* Directive: Transcribe exactly the lines from the one holding "Output the text content of this document." to the end of the data below, including both of those lines and no others.
· · · · ·
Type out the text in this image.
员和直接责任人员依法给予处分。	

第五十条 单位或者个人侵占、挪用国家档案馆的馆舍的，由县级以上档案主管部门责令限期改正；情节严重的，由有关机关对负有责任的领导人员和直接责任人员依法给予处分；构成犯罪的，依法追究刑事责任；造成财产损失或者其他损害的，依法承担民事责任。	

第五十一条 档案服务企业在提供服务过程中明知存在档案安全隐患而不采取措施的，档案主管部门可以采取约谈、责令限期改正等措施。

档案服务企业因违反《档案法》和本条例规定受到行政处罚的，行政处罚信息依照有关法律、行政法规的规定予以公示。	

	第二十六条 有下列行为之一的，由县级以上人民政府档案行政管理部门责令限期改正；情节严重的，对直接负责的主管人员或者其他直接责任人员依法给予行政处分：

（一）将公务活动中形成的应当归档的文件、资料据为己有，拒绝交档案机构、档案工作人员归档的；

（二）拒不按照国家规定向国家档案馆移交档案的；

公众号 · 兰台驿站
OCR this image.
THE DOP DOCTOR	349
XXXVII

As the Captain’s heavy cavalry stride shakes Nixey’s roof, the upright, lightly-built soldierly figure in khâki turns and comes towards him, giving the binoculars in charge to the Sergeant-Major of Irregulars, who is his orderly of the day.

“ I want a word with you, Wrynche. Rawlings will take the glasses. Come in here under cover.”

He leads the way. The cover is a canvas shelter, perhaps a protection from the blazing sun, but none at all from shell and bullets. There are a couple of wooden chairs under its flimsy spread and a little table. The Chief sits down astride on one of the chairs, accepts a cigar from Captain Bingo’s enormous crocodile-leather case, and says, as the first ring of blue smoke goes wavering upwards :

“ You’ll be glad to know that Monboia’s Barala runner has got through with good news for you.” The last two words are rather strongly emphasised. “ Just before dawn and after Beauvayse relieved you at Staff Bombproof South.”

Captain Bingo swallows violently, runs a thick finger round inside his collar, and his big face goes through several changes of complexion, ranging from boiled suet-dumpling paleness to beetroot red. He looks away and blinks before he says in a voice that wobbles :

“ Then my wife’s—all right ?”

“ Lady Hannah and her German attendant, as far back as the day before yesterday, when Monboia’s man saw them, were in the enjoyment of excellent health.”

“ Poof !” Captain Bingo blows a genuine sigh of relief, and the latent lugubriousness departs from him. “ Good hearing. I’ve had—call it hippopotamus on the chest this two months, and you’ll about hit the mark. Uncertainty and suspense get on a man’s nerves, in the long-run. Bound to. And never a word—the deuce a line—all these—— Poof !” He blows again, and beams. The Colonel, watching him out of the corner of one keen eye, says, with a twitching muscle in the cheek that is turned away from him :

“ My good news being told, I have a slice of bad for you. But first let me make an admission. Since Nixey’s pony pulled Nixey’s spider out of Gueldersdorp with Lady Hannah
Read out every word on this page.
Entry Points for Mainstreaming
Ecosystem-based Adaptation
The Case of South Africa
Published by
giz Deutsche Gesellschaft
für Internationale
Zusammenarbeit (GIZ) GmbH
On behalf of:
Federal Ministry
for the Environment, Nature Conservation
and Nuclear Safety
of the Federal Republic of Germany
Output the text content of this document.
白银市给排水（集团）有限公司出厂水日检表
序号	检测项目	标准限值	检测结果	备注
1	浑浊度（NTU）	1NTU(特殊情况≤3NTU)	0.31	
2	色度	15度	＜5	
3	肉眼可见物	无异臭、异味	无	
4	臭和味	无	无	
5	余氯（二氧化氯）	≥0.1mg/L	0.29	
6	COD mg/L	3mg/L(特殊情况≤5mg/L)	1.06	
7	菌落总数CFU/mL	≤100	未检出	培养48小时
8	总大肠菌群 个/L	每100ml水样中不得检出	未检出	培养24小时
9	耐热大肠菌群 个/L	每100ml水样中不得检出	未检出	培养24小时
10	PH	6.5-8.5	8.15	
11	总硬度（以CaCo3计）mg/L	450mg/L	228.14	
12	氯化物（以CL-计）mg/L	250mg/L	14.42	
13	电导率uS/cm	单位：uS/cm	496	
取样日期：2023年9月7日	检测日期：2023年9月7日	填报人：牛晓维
· · · · ·
* Response to the exercise:
Output the text content of this document.
白银市给排水（集团）有限公司出厂水日检表
序号	检测项目	标准限值	检测结果	备注
1	浑浊度（NTU）	1NTU(特殊情况≤3NTU)	0.31	
2	色度	15度	＜5	
3	肉眼可见物	无异臭、异味	无	
4	臭和味	无	无	
5	余氯（二氧化氯）	≥0.1mg/L	0.29	
6	COD mg/L	3mg/L(特殊情况≤5mg/L)	1.06	
7	菌落总数CFU/mL	≤100	未检出	培养48小时
8	总大肠菌群 个/L	每100ml水样中不得检出	未检出	培养24小时
9	耐热大肠菌群 个/L	每100ml水样中不得检出	未检出	培养24小时
10	PH	6.5-8.5	8.15	
11	总硬度（以CaCo3计）mg/L	450mg/L	228.14	
12	氯化物（以CL-计）mg/L	250mg/L	14.42	
13	电导率uS/cm	单位：uS/cm	496	
取样日期：2023年9月7日	检测日期：2023年9月7日	填报人：牛晓维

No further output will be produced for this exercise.